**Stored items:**
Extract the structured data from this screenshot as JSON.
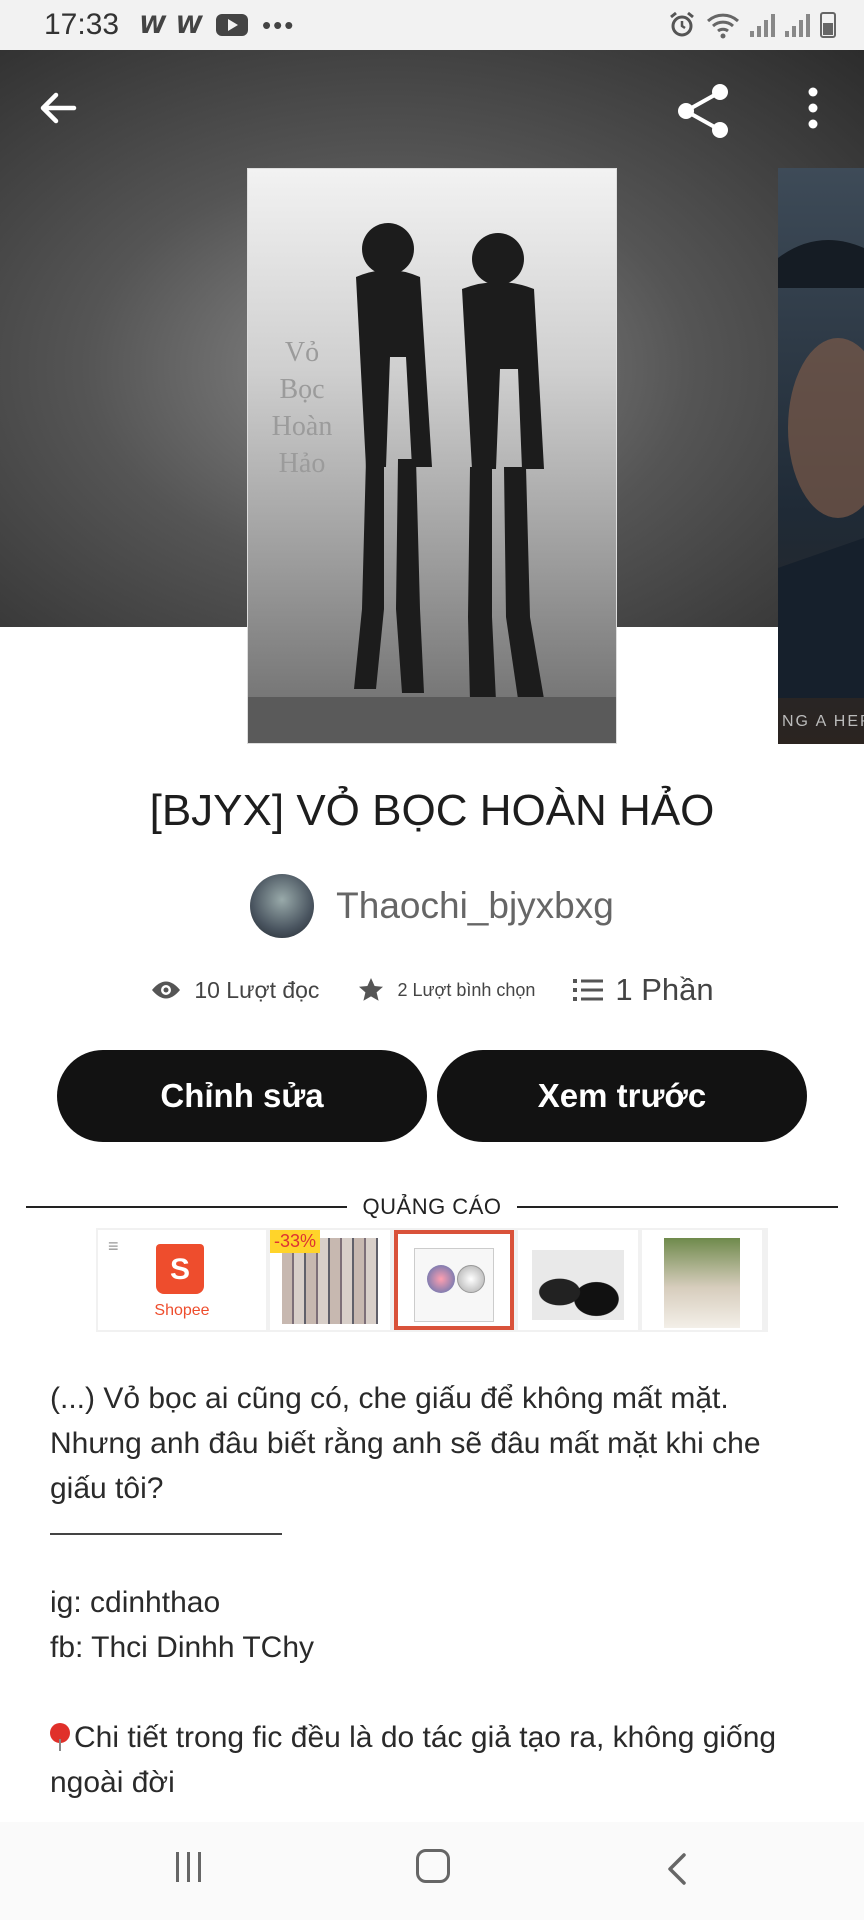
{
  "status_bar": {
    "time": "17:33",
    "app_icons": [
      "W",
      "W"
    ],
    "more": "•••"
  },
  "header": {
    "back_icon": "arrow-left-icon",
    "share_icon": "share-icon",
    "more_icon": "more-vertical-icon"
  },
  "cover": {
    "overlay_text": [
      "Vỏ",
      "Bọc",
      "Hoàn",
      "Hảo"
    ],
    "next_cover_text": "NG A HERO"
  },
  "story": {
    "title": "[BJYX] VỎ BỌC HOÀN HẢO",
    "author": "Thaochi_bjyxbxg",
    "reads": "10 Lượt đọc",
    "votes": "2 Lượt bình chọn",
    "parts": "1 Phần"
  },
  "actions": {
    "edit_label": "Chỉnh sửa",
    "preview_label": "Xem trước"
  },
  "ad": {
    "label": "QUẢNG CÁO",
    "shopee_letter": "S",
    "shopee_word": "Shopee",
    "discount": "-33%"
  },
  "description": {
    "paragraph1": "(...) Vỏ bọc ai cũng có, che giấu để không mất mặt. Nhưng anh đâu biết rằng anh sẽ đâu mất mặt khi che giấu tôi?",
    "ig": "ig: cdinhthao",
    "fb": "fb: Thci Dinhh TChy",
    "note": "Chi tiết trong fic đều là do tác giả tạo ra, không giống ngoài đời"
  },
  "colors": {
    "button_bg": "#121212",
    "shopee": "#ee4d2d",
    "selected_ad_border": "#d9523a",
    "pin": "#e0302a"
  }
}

**PROBLEM REQUIREMENTS:**
Generate a word-for-word copy of the preceding records, excluding all pictures.

**SOLUTION BELOW:**
Extract the structured data from this screenshot as JSON.
{
  "status_bar": {
    "time": "17:33",
    "app_icons": [
      "W",
      "W"
    ],
    "more": "•••"
  },
  "header": {
    "back_icon": "arrow-left-icon",
    "share_icon": "share-icon",
    "more_icon": "more-vertical-icon"
  },
  "cover": {
    "overlay_text": [
      "Vỏ",
      "Bọc",
      "Hoàn",
      "Hảo"
    ],
    "next_cover_text": "NG A HERO"
  },
  "story": {
    "title": "[BJYX] VỎ BỌC HOÀN HẢO",
    "author": "Thaochi_bjyxbxg",
    "reads": "10 Lượt đọc",
    "votes": "2 Lượt bình chọn",
    "parts": "1 Phần"
  },
  "actions": {
    "edit_label": "Chỉnh sửa",
    "preview_label": "Xem trước"
  },
  "ad": {
    "label": "QUẢNG CÁO",
    "shopee_letter": "S",
    "shopee_word": "Shopee",
    "discount": "-33%"
  },
  "description": {
    "paragraph1": "(...) Vỏ bọc ai cũng có, che giấu để không mất mặt. Nhưng anh đâu biết rằng anh sẽ đâu mất mặt khi che giấu tôi?",
    "ig": "ig: cdinhthao",
    "fb": "fb: Thci Dinhh TChy",
    "note": "Chi tiết trong fic đều là do tác giả tạo ra, không giống ngoài đời"
  },
  "colors": {
    "button_bg": "#121212",
    "shopee": "#ee4d2d",
    "selected_ad_border": "#d9523a",
    "pin": "#e0302a"
  }
}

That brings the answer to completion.